**GIVEN PROBLEM**
Below are some records; work out how many of their lines contain "image" and give the number only.

**DATA EXTRACT**
----

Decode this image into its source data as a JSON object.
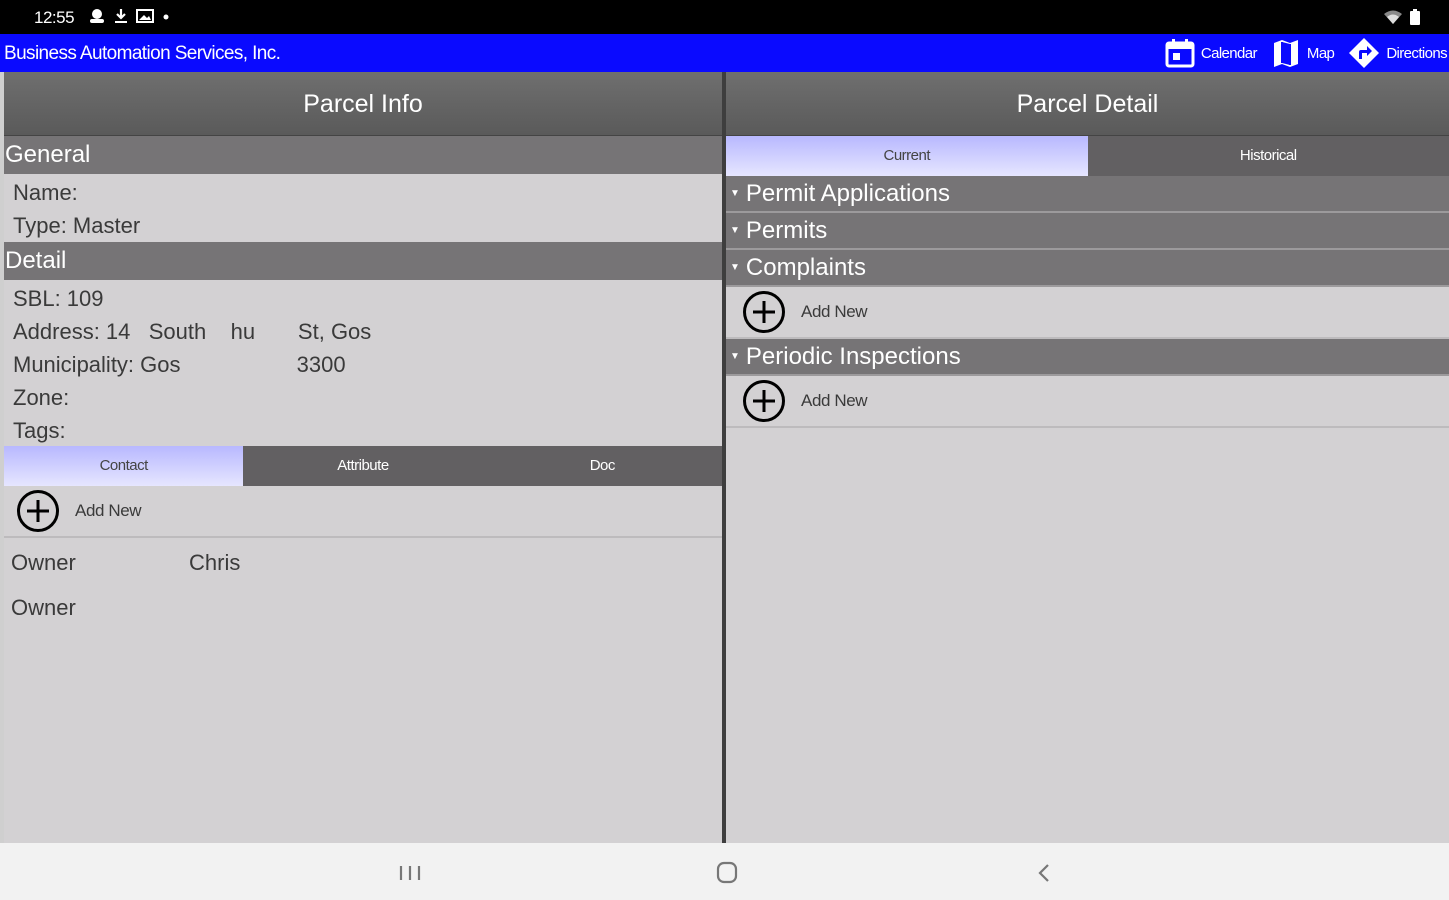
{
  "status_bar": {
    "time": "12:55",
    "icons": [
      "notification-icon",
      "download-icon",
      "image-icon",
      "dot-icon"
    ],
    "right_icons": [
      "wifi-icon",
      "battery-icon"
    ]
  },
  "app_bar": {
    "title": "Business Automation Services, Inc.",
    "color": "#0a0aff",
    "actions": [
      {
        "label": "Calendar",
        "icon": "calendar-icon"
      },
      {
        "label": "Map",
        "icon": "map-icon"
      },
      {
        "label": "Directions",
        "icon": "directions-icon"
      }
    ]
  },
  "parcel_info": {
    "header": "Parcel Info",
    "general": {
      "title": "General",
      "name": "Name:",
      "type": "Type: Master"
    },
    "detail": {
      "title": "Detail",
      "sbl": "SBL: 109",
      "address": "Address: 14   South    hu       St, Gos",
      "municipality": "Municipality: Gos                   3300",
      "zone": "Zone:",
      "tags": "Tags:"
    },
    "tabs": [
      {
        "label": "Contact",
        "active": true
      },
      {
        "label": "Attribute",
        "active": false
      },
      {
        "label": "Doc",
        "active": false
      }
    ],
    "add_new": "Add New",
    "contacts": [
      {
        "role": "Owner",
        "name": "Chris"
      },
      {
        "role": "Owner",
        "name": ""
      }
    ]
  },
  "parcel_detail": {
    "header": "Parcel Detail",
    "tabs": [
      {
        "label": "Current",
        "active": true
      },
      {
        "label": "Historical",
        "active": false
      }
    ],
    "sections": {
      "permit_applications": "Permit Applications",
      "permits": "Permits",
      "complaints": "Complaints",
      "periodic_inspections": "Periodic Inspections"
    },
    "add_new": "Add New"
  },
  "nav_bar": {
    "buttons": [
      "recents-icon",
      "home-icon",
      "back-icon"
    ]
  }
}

----

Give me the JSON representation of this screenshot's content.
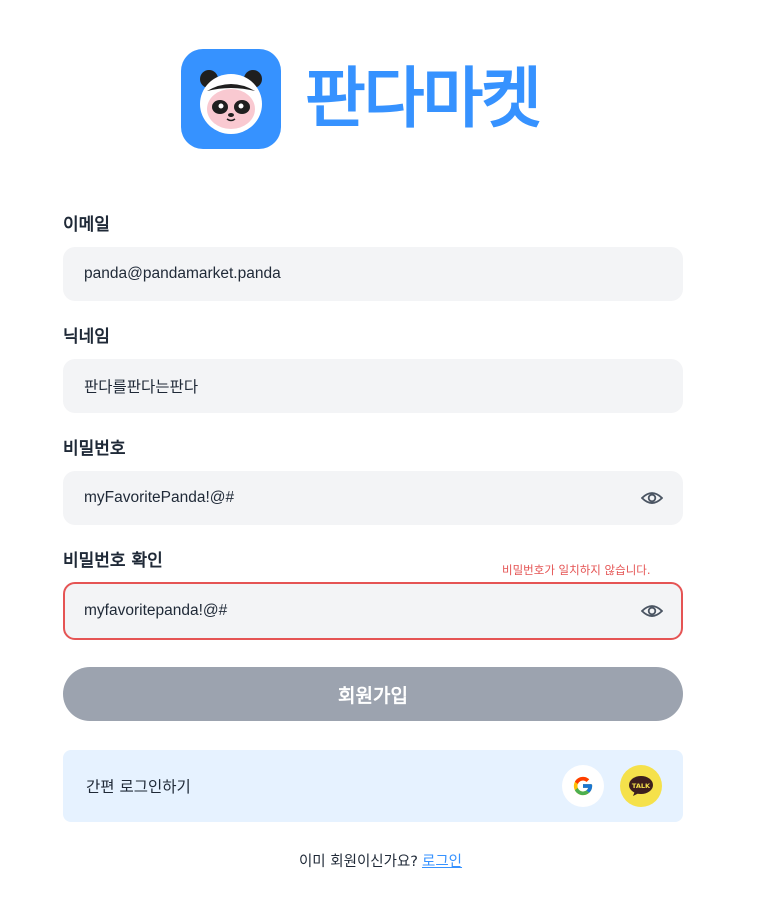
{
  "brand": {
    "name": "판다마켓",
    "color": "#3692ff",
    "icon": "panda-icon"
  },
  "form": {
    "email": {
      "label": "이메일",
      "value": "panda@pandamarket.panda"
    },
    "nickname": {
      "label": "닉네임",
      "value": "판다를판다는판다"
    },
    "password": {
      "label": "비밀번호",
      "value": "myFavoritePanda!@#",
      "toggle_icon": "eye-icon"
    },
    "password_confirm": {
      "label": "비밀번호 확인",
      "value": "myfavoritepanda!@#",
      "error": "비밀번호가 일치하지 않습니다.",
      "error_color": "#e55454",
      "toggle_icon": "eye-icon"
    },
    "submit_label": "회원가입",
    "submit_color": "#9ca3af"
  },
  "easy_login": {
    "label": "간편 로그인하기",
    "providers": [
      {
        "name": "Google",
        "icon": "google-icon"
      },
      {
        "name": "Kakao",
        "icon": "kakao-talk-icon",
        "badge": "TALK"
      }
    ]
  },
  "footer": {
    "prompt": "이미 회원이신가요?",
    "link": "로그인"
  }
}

----

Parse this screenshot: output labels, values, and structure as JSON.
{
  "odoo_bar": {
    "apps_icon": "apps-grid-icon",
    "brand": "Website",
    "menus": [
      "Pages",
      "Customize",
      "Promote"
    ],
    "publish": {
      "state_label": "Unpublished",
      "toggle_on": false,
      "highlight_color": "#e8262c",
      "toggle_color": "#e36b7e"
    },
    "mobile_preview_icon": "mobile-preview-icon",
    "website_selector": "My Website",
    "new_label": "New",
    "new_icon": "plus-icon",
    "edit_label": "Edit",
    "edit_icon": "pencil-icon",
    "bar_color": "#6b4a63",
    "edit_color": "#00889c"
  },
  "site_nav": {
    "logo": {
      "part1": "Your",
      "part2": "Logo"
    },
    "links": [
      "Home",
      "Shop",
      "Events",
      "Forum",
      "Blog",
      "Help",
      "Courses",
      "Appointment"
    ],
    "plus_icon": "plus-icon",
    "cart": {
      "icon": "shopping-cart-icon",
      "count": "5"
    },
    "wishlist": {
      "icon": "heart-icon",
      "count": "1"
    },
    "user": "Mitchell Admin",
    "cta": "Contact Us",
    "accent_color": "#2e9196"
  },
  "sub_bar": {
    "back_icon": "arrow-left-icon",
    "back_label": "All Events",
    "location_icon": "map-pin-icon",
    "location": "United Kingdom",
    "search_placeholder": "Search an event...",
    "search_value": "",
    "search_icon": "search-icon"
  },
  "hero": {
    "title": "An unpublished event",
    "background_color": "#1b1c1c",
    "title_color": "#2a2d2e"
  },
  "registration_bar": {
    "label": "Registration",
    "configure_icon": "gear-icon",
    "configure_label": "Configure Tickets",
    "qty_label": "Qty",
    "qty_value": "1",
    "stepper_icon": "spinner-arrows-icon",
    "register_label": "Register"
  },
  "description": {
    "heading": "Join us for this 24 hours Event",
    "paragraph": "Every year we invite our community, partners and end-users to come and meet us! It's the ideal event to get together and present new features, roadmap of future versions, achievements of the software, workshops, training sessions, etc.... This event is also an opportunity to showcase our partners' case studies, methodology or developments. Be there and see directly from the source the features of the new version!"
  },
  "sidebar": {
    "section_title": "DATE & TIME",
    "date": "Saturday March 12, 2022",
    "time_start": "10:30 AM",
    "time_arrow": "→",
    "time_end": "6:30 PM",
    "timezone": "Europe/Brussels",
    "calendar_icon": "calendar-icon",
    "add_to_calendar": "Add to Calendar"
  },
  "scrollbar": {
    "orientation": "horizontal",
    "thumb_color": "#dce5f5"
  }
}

----

**RESPONSE TO THE TASK**
2